## Begin Records for the exercise

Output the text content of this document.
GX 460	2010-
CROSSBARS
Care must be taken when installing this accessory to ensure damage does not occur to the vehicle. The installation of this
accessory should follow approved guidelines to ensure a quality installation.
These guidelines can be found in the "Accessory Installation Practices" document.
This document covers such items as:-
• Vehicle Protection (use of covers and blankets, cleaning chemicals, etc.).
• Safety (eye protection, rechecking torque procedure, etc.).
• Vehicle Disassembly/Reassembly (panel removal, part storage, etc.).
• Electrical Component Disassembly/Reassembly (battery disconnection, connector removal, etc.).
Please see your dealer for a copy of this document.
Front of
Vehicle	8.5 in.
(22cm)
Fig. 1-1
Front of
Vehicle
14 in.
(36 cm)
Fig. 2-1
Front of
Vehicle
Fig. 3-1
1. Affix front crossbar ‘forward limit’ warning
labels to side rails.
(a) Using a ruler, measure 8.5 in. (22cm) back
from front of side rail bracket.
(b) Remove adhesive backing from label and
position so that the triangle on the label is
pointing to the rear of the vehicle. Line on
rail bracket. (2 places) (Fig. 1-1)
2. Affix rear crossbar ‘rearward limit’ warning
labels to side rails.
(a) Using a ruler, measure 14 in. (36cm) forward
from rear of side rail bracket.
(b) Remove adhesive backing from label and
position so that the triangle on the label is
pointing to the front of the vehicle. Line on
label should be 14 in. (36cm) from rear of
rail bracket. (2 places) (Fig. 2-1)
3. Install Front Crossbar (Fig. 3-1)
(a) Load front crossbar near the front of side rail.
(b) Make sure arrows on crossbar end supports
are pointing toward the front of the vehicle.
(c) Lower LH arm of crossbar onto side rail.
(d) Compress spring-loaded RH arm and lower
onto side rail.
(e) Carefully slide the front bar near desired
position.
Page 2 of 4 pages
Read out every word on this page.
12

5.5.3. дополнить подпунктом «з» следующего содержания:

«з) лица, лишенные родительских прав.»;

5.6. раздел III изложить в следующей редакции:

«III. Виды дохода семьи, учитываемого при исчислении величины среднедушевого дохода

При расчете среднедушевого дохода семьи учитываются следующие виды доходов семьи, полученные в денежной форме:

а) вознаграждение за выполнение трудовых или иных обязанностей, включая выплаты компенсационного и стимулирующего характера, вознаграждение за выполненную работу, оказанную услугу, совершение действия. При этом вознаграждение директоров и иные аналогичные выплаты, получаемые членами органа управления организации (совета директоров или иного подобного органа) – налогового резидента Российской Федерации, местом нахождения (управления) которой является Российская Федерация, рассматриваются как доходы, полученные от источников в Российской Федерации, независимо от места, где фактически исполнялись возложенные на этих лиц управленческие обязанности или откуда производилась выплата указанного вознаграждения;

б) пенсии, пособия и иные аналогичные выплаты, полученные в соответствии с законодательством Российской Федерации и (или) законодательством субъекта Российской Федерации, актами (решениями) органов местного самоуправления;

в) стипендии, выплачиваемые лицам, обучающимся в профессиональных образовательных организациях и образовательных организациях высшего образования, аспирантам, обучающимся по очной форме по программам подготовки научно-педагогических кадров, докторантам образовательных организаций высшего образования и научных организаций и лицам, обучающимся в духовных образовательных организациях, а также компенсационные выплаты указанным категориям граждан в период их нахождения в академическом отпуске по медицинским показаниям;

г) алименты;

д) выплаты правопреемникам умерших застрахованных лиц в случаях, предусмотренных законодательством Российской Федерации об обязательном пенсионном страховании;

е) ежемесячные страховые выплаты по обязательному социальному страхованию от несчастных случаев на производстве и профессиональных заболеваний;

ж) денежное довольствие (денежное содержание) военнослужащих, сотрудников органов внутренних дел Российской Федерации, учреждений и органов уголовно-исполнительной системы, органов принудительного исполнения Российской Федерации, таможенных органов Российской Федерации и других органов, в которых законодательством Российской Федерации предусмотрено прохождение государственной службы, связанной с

## End Records for the exercise

Reproduce the data in its entirety, matching each character.

» **Final result**
Output the text content of this document.
GX 460	2010-
CROSSBARS
Care must be taken when installing this accessory to ensure damage does not occur to the vehicle. The installation of this
accessory should follow approved guidelines to ensure a quality installation.
These guidelines can be found in the "Accessory Installation Practices" document.
This document covers such items as:-
• Vehicle Protection (use of covers and blankets, cleaning chemicals, etc.).
• Safety (eye protection, rechecking torque procedure, etc.).
• Vehicle Disassembly/Reassembly (panel removal, part storage, etc.).
• Electrical Component Disassembly/Reassembly (battery disconnection, connector removal, etc.).
Please see your dealer for a copy of this document.
Front of
Vehicle	8.5 in.
(22cm)
Fig. 1-1
Front of
Vehicle
14 in.
(36 cm)
Fig. 2-1
Front of
Vehicle
Fig. 3-1
1. Affix front crossbar ‘forward limit’ warning
labels to side rails.
(a) Using a ruler, measure 8.5 in. (22cm) back
from front of side rail bracket.
(b) Remove adhesive backing from label and
position so that the triangle on the label is
pointing to the rear of the vehicle. Line on
rail bracket. (2 places) (Fig. 1-1)
2. Affix rear crossbar ‘rearward limit’ warning
labels to side rails.
(a) Using a ruler, measure 14 in. (36cm) forward
from rear of side rail bracket.
(b) Remove adhesive backing from label and
position so that the triangle on the label is
pointing to the front of the vehicle. Line on
label should be 14 in. (36cm) from rear of
rail bracket. (2 places) (Fig. 2-1)
3. Install Front Crossbar (Fig. 3-1)
(a) Load front crossbar near the front of side rail.
(b) Make sure arrows on crossbar end supports
are pointing toward the front of the vehicle.
(c) Lower LH arm of crossbar onto side rail.
(d) Compress spring-loaded RH arm and lower
onto side rail.
(e) Carefully slide the front bar near desired
position.
Page 2 of 4 pages
Read out every word on this page.
12

5.5.3. дополнить подпунктом «з» следующего содержания:

«з) лица, лишенные родительских прав.»;

5.6. раздел III изложить в следующей редакции:

«III. Виды дохода семьи, учитываемого при исчислении величины среднедушевого дохода

При расчете среднедушевого дохода семьи учитываются следующие виды доходов семьи, полученные в денежной форме:

а) вознаграждение за выполнение трудовых или иных обязанностей, включая выплаты компенсационного и стимулирующего характера, вознаграждение за выполненную работу, оказанную услугу, совершение действия. При этом вознаграждение директоров и иные аналогичные выплаты, получаемые членами органа управления организации (совета директоров или иного подобного органа) – налогового резидента Российской Федерации, местом нахождения (управления) которой является Российская Федерация, рассматриваются как доходы, полученные от источников в Российской Федерации, независимо от места, где фактически исполнялись возложенные на этих лиц управленческие обязанности или откуда производилась выплата указанного вознаграждения;

б) пенсии, пособия и иные аналогичные выплаты, полученные в соответствии с законодательством Российской Федерации и (или) законодательством субъекта Российской Федерации, актами (решениями) органов местного самоуправления;

в) стипендии, выплачиваемые лицам, обучающимся в профессиональных образовательных организациях и образовательных организациях высшего образования, аспирантам, обучающимся по очной форме по программам подготовки научно-педагогических кадров, докторантам образовательных организаций высшего образования и научных организаций и лицам, обучающимся в духовных образовательных организациях, а также компенсационные выплаты указанным категориям граждан в период их нахождения в академическом отпуске по медицинским показаниям;

г) алименты;

д) выплаты правопреемникам умерших застрахованных лиц в случаях, предусмотренных законодательством Российской Федерации об обязательном пенсионном страховании;

е) ежемесячные страховые выплаты по обязательному социальному страхованию от несчастных случаев на производстве и профессиональных заболеваний;

ж) денежное довольствие (денежное содержание) военнослужащих, сотрудников органов внутренних дел Российской Федерации, учреждений и органов уголовно-исполнительной системы, органов принудительного исполнения Российской Федерации, таможенных органов Российской Федерации и других органов, в которых законодательством Российской Федерации предусмотрено прохождение государственной службы, связанной с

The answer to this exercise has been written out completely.